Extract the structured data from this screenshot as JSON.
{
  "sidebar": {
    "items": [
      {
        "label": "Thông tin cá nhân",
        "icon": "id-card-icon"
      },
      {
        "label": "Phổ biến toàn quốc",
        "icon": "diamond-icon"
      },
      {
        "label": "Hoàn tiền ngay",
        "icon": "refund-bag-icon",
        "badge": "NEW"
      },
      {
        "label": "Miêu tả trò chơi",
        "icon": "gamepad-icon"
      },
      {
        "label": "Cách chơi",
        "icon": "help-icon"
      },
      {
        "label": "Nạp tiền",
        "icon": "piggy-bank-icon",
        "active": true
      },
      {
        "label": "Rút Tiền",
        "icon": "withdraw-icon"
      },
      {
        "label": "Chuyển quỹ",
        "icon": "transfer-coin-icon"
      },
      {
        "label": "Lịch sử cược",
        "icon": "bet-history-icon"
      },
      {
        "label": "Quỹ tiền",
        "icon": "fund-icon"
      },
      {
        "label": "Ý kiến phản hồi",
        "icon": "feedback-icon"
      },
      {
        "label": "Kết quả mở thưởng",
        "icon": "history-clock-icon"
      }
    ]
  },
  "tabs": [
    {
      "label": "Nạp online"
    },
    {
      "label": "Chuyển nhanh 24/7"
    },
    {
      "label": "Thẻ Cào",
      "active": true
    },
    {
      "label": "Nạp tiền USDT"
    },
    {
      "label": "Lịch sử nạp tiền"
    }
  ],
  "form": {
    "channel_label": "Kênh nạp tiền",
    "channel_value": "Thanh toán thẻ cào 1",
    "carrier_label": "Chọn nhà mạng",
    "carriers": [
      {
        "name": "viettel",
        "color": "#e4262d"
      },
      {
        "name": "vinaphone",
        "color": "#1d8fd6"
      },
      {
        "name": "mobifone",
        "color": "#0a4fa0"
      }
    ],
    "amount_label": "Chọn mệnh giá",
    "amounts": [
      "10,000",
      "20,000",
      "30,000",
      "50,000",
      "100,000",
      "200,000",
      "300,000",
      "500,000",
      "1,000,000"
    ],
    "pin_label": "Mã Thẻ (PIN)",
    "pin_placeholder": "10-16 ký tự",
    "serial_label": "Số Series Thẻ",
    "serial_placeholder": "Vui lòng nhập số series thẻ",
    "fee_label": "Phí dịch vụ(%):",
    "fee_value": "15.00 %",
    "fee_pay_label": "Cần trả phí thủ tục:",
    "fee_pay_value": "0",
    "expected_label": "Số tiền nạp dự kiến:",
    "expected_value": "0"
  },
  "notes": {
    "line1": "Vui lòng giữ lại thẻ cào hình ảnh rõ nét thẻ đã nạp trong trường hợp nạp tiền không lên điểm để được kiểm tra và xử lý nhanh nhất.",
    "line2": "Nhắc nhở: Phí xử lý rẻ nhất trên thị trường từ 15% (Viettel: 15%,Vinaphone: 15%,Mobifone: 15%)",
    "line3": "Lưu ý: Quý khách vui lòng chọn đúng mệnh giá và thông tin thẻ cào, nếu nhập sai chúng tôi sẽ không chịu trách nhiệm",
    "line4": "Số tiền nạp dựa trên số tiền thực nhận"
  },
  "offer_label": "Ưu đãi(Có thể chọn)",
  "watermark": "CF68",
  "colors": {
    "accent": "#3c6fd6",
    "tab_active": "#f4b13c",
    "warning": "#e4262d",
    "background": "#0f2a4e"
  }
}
·····
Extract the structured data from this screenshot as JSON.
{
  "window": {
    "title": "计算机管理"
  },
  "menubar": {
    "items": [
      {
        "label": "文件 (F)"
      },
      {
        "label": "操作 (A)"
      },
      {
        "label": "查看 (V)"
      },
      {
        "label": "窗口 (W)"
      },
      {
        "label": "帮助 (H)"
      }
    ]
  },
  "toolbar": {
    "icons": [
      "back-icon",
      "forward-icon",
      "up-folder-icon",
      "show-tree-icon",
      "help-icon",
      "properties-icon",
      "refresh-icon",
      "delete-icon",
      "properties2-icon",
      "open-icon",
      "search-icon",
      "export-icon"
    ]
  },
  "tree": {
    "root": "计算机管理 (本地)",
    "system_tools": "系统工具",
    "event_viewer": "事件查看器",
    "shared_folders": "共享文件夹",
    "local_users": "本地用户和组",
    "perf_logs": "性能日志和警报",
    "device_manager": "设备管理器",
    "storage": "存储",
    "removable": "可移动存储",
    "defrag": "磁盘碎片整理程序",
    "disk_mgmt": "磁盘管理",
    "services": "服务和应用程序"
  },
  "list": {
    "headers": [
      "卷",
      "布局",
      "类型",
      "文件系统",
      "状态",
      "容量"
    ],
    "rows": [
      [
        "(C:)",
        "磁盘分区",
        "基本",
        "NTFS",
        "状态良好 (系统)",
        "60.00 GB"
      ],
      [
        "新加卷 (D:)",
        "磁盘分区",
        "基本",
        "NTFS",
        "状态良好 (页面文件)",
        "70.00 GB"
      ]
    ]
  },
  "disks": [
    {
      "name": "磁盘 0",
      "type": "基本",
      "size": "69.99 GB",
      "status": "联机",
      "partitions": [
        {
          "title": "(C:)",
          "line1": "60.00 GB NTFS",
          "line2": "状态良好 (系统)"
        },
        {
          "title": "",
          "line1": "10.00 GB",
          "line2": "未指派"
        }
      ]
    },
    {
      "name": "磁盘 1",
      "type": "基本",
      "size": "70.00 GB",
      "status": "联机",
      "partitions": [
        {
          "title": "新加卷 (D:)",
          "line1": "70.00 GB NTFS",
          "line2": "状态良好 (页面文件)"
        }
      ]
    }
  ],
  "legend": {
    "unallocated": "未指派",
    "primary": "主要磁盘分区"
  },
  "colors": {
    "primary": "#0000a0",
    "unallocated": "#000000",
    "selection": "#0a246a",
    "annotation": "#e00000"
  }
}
·····
▶ [Exercise requirements] Show every line from the listing above in which the string "không" appears.

▶ [Complete response]
    "line1": "Vui lòng giữ lại thẻ cào hình ảnh rõ nét thẻ đã nạp trong trường hợp nạp tiền không lên điểm để được kiểm tra và xử lý nhanh nhất.",
    "line3": "Lưu ý: Quý khách vui lòng chọn đúng mệnh giá và thông tin thẻ cào, nếu nhập sai chúng tôi sẽ không chịu trách nhiệm",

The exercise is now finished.